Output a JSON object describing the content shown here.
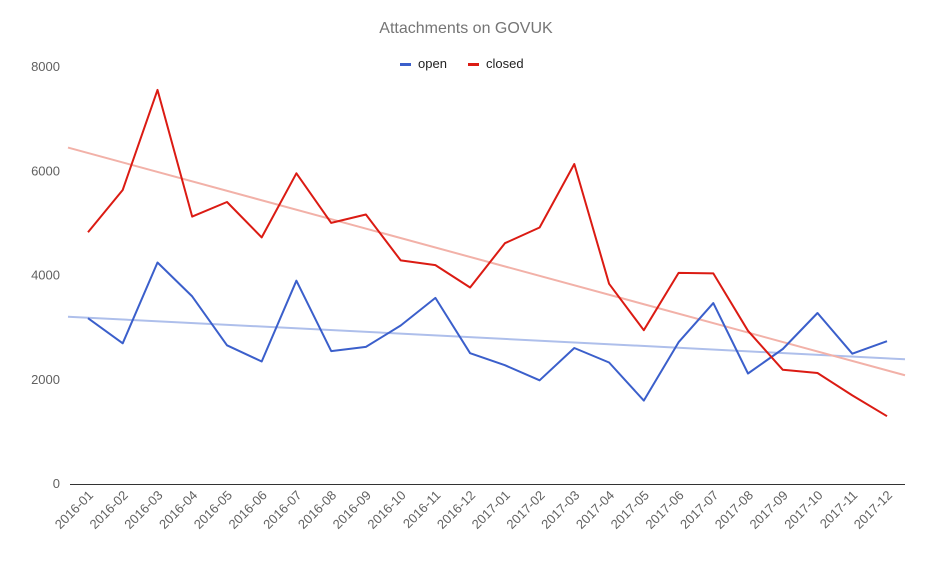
{
  "chart_data": {
    "type": "line",
    "title": "Attachments on GOVUK",
    "xlabel": "",
    "ylabel": "",
    "ylim": [
      0,
      8000
    ],
    "yticks": [
      0,
      2000,
      4000,
      6000,
      8000
    ],
    "grid": false,
    "legend": "top",
    "categories": [
      "2016-01",
      "2016-02",
      "2016-03",
      "2016-04",
      "2016-05",
      "2016-06",
      "2016-07",
      "2016-08",
      "2016-09",
      "2016-10",
      "2016-11",
      "2016-12",
      "2017-01",
      "2017-02",
      "2017-03",
      "2017-04",
      "2017-05",
      "2017-06",
      "2017-07",
      "2017-08",
      "2017-09",
      "2017-10",
      "2017-11",
      "2017-12"
    ],
    "series": [
      {
        "name": "open",
        "color": "#3b5fcb",
        "values": [
          3180,
          2700,
          4250,
          3600,
          2660,
          2350,
          3900,
          2550,
          2630,
          3040,
          3570,
          2510,
          2280,
          1990,
          2610,
          2330,
          1600,
          2720,
          3470,
          2120,
          2590,
          3280,
          2500,
          2740
        ]
      },
      {
        "name": "closed",
        "color": "#db1b13",
        "values": [
          4830,
          5640,
          7560,
          5130,
          5410,
          4730,
          5960,
          5010,
          5170,
          4290,
          4200,
          3770,
          4620,
          4920,
          6140,
          3840,
          2950,
          4050,
          4040,
          2940,
          2190,
          2130,
          1700,
          1300
        ]
      }
    ],
    "trendlines": [
      {
        "series": "open",
        "color": "#aebfeb",
        "start": 3190,
        "end": 2410
      },
      {
        "series": "closed",
        "color": "#f2b1a8",
        "start": 6350,
        "end": 2180
      }
    ]
  }
}
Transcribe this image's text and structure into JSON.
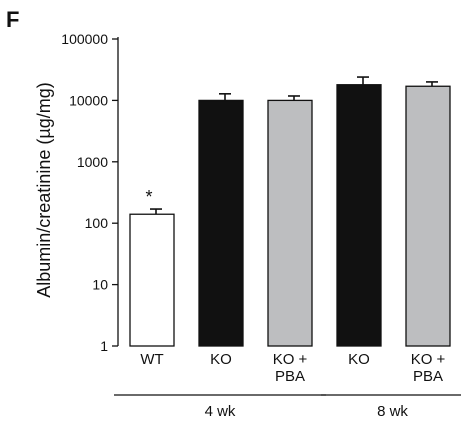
{
  "panel_label": "F",
  "chart_data": {
    "type": "bar",
    "ylabel": "Albumin/creatinine (µg/mg)",
    "yscale": "log",
    "ylim": [
      1,
      100000
    ],
    "yticks": [
      1,
      10,
      100,
      1000,
      10000,
      100000
    ],
    "yticklabels": [
      "1",
      "10",
      "100",
      "1000",
      "10000",
      "100000"
    ],
    "categories": [
      {
        "label_lines": [
          "WT"
        ],
        "value": 140,
        "error": 30,
        "fill": "#ffffff",
        "annotation": "*"
      },
      {
        "label_lines": [
          "KO"
        ],
        "value": 10000,
        "error": 2800,
        "fill": "#111111",
        "annotation": ""
      },
      {
        "label_lines": [
          "KO +",
          "PBA"
        ],
        "value": 10000,
        "error": 1800,
        "fill": "#bdbec0",
        "annotation": ""
      },
      {
        "label_lines": [
          "KO"
        ],
        "value": 18000,
        "error": 6000,
        "fill": "#111111",
        "annotation": ""
      },
      {
        "label_lines": [
          "KO +",
          "PBA"
        ],
        "value": 17000,
        "error": 3000,
        "fill": "#bdbec0",
        "annotation": ""
      }
    ],
    "groups": [
      {
        "label": "4 wk",
        "members": [
          0,
          1,
          2
        ]
      },
      {
        "label": "8 wk",
        "members": [
          3,
          4
        ]
      }
    ],
    "grid": false,
    "legend": "none"
  }
}
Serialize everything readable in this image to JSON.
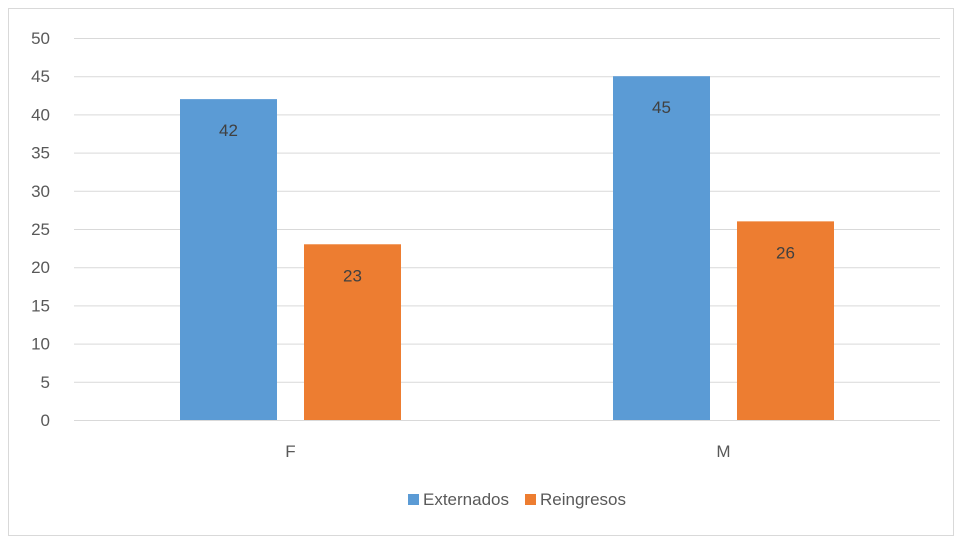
{
  "chart_data": {
    "type": "bar",
    "title": "",
    "xlabel": "",
    "ylabel": "",
    "categories": [
      "F",
      "M"
    ],
    "series": [
      {
        "name": "Externados",
        "values": [
          42,
          45
        ],
        "color": "#5b9bd5"
      },
      {
        "name": "Reingresos",
        "values": [
          23,
          26
        ],
        "color": "#ed7d31"
      }
    ],
    "ylim": [
      0,
      50
    ],
    "y_ticks": [
      0,
      5,
      10,
      15,
      20,
      25,
      30,
      35,
      40,
      45,
      50
    ],
    "grid": true,
    "legend_position": "bottom",
    "data_labels": true
  },
  "colors": {
    "grid": "#d9d9d9",
    "axis": "#d9d9d9",
    "text": "#595959"
  }
}
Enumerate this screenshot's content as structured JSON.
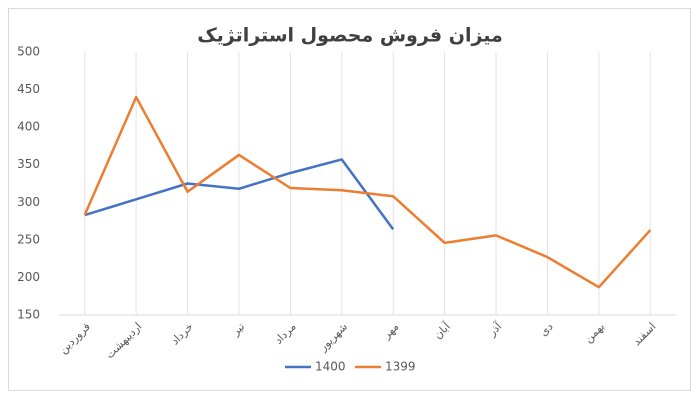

= REQUIRED TASK =
An exact transcription of all the entries is required, without the pictures.

= SOLUTION TO THE EXERCISE =
Output a JSON object describing the content shown here.
{
  "chart_data": {
    "type": "line",
    "title": "Attachments on GOVUK",
    "xlabel": "",
    "ylabel": "",
    "ylim": [
      0,
      8000
    ],
    "yticks": [
      0,
      2000,
      4000,
      6000,
      8000
    ],
    "grid": false,
    "legend": "top",
    "categories": [
      "2016-01",
      "2016-02",
      "2016-03",
      "2016-04",
      "2016-05",
      "2016-06",
      "2016-07",
      "2016-08",
      "2016-09",
      "2016-10",
      "2016-11",
      "2016-12",
      "2017-01",
      "2017-02",
      "2017-03",
      "2017-04",
      "2017-05",
      "2017-06",
      "2017-07",
      "2017-08",
      "2017-09",
      "2017-10",
      "2017-11",
      "2017-12"
    ],
    "series": [
      {
        "name": "open",
        "color": "#3b5fcb",
        "values": [
          3180,
          2700,
          4250,
          3600,
          2660,
          2350,
          3900,
          2550,
          2630,
          3040,
          3570,
          2510,
          2280,
          1990,
          2610,
          2330,
          1600,
          2720,
          3470,
          2120,
          2590,
          3280,
          2500,
          2740
        ]
      },
      {
        "name": "closed",
        "color": "#db1b13",
        "values": [
          4830,
          5640,
          7560,
          5130,
          5410,
          4730,
          5960,
          5010,
          5170,
          4290,
          4200,
          3770,
          4620,
          4920,
          6140,
          3840,
          2950,
          4050,
          4040,
          2940,
          2190,
          2130,
          1700,
          1300
        ]
      }
    ],
    "trendlines": [
      {
        "series": "open",
        "color": "#aebfeb",
        "start": 3190,
        "end": 2410
      },
      {
        "series": "closed",
        "color": "#f2b1a8",
        "start": 6350,
        "end": 2180
      }
    ]
  }
}
Transcribe this image's text and structure into JSON.
{
  "panel_label": "F",
  "chart_data": {
    "type": "bar",
    "ylabel": "Albumin/creatinine (µg/mg)",
    "yscale": "log",
    "ylim": [
      1,
      100000
    ],
    "yticks": [
      1,
      10,
      100,
      1000,
      10000,
      100000
    ],
    "yticklabels": [
      "1",
      "10",
      "100",
      "1000",
      "10000",
      "100000"
    ],
    "categories": [
      {
        "label_lines": [
          "WT"
        ],
        "value": 140,
        "error": 30,
        "fill": "#ffffff",
        "annotation": "*"
      },
      {
        "label_lines": [
          "KO"
        ],
        "value": 10000,
        "error": 2800,
        "fill": "#111111",
        "annotation": ""
      },
      {
        "label_lines": [
          "KO +",
          "PBA"
        ],
        "value": 10000,
        "error": 1800,
        "fill": "#bdbec0",
        "annotation": ""
      },
      {
        "label_lines": [
          "KO"
        ],
        "value": 18000,
        "error": 6000,
        "fill": "#111111",
        "annotation": ""
      },
      {
        "label_lines": [
          "KO +",
          "PBA"
        ],
        "value": 17000,
        "error": 3000,
        "fill": "#bdbec0",
        "annotation": ""
      }
    ],
    "groups": [
      {
        "label": "4 wk",
        "members": [
          0,
          1,
          2
        ]
      },
      {
        "label": "8 wk",
        "members": [
          3,
          4
        ]
      }
    ],
    "grid": false,
    "legend": "none"
  }
}
Serialize everything readable in this image to JSON.
{
  "chart_data": {
    "type": "bar",
    "title": "",
    "xlabel": "",
    "ylabel": "",
    "categories": [
      "F",
      "M"
    ],
    "series": [
      {
        "name": "Externados",
        "values": [
          42,
          45
        ],
        "color": "#5b9bd5"
      },
      {
        "name": "Reingresos",
        "values": [
          23,
          26
        ],
        "color": "#ed7d31"
      }
    ],
    "ylim": [
      0,
      50
    ],
    "y_ticks": [
      0,
      5,
      10,
      15,
      20,
      25,
      30,
      35,
      40,
      45,
      50
    ],
    "grid": true,
    "legend_position": "bottom",
    "data_labels": true
  },
  "colors": {
    "grid": "#d9d9d9",
    "axis": "#d9d9d9",
    "text": "#595959"
  }
}
Enumerate this screenshot's content as structured JSON.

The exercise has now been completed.